Stated goal => Gather all lines in the records below that include the word "text".

Task material =>
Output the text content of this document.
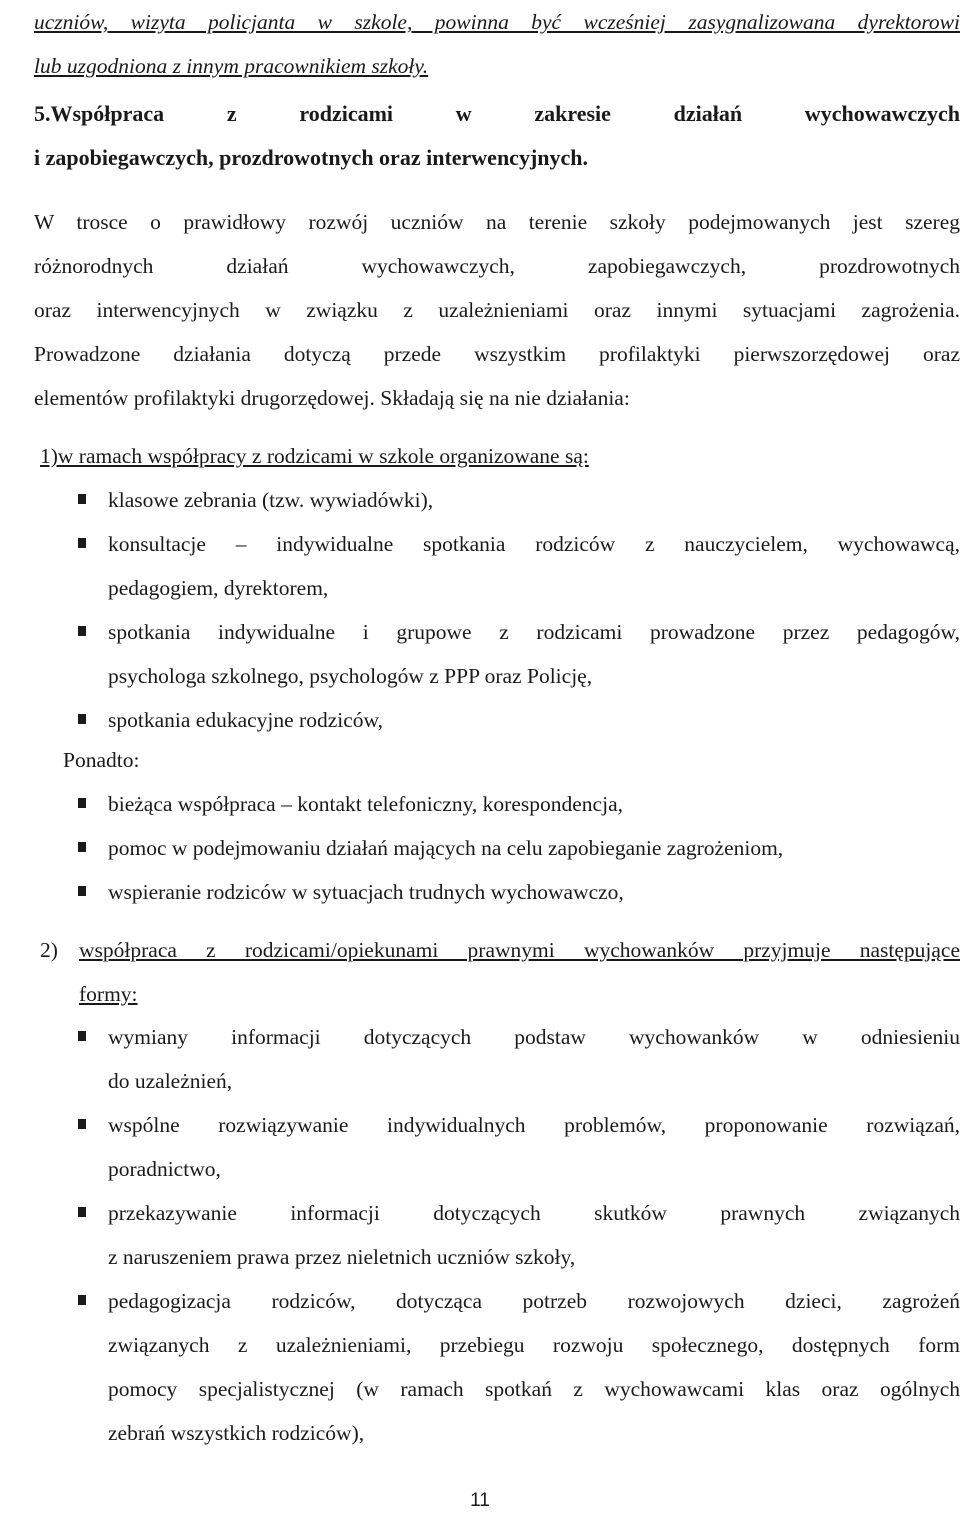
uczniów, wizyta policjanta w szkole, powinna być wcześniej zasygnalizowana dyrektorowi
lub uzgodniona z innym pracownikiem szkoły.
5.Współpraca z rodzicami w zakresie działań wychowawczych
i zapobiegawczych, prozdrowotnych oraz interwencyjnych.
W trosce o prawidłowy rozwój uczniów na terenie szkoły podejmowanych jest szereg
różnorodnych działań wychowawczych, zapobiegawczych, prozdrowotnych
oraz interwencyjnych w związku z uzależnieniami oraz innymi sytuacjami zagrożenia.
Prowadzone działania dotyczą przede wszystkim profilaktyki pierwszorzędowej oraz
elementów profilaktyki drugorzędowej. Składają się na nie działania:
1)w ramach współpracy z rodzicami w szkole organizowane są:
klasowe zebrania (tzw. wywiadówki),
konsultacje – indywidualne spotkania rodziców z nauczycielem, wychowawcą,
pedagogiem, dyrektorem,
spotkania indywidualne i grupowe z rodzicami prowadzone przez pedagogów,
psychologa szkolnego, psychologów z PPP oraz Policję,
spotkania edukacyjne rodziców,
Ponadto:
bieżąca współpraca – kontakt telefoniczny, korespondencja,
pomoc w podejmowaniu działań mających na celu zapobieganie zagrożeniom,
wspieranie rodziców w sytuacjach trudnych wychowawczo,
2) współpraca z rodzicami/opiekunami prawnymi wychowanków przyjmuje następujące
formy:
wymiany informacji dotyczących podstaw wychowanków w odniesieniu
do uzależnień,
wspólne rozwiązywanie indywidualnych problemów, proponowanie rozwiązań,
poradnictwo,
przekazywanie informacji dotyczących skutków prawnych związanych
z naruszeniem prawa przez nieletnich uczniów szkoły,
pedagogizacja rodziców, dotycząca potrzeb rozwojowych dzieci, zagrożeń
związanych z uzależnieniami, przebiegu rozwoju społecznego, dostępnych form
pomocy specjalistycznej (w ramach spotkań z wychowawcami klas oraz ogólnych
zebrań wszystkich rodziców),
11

==

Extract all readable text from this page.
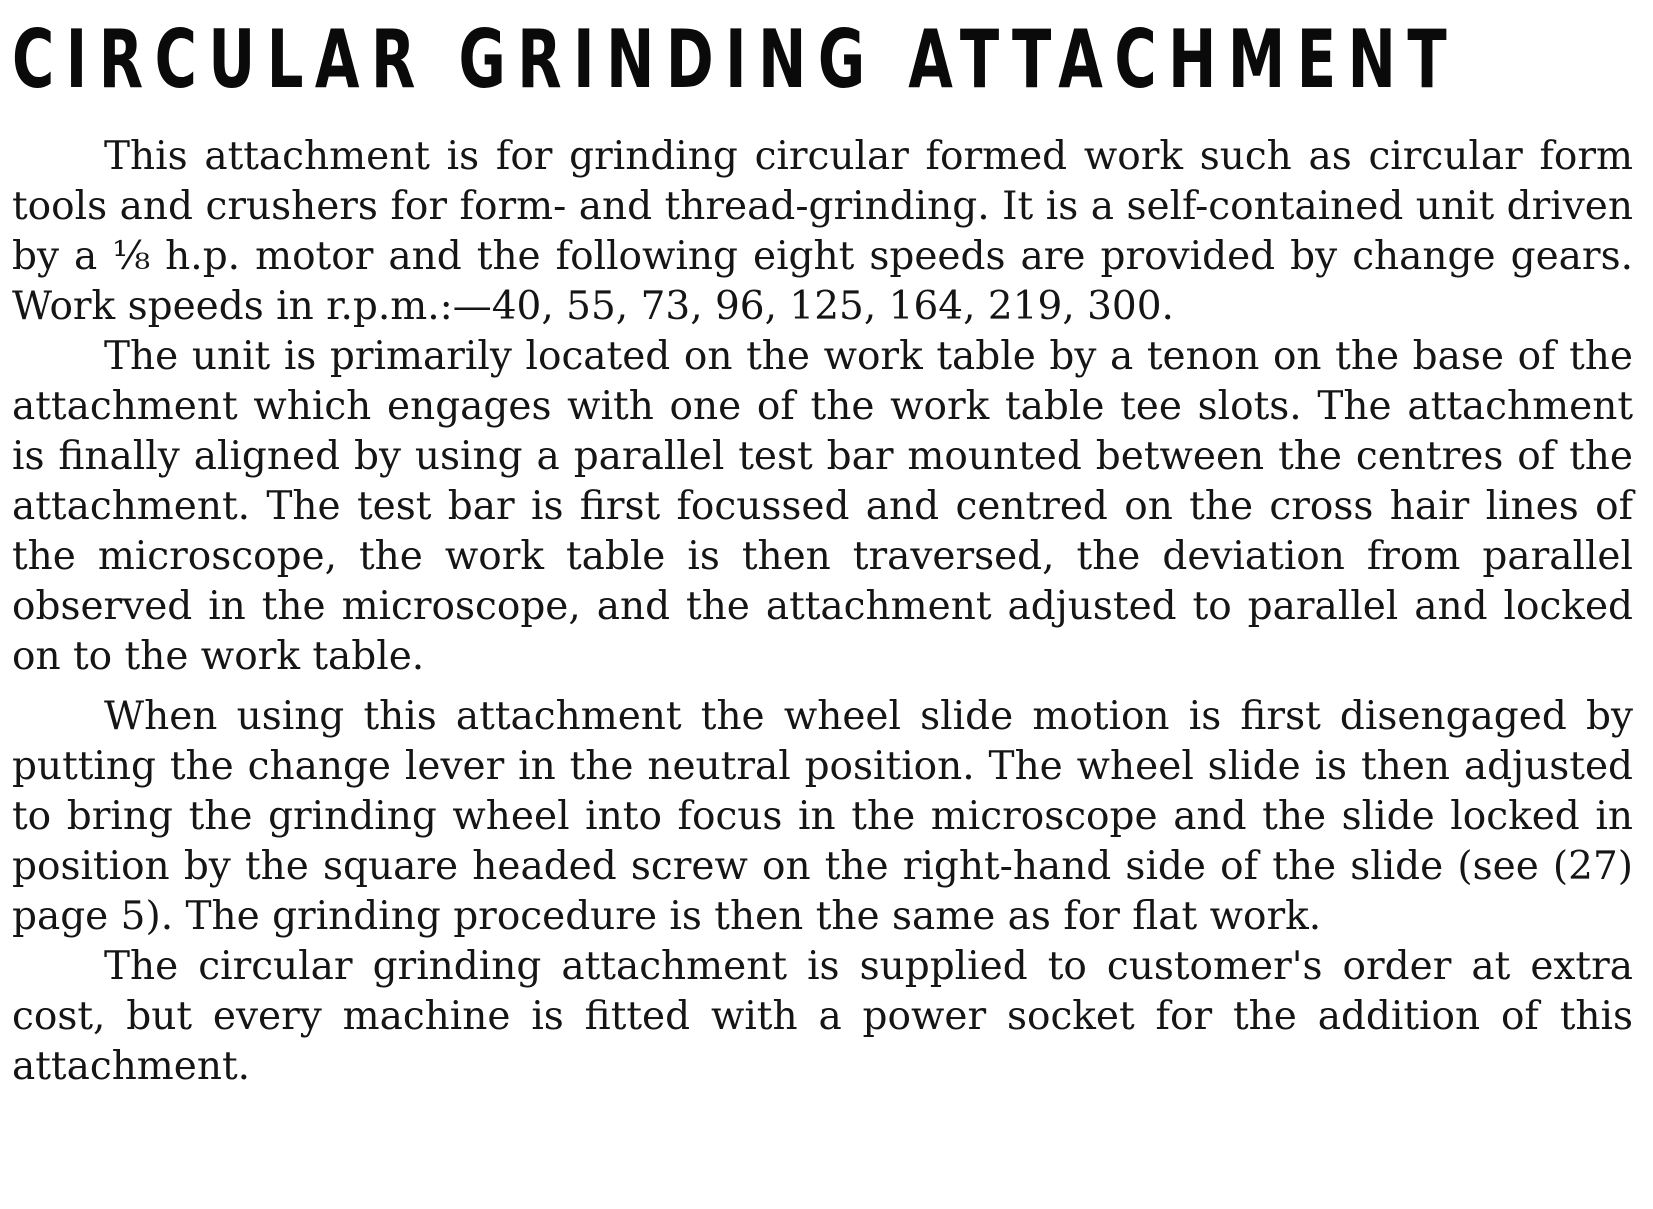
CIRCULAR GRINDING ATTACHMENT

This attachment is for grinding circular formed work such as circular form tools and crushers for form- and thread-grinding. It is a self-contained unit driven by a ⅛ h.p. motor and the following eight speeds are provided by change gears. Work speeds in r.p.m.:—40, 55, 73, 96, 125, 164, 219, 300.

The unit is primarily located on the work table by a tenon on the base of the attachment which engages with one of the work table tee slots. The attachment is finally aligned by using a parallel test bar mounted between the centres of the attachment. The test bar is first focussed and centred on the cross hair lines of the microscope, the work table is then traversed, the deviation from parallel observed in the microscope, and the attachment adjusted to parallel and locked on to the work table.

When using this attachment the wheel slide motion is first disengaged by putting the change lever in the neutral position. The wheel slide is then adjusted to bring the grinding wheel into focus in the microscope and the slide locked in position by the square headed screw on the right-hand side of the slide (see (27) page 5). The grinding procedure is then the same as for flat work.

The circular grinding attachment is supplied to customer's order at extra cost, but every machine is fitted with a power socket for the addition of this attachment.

Completed task =>
Output the text content of this document.
Extract all readable text from this page.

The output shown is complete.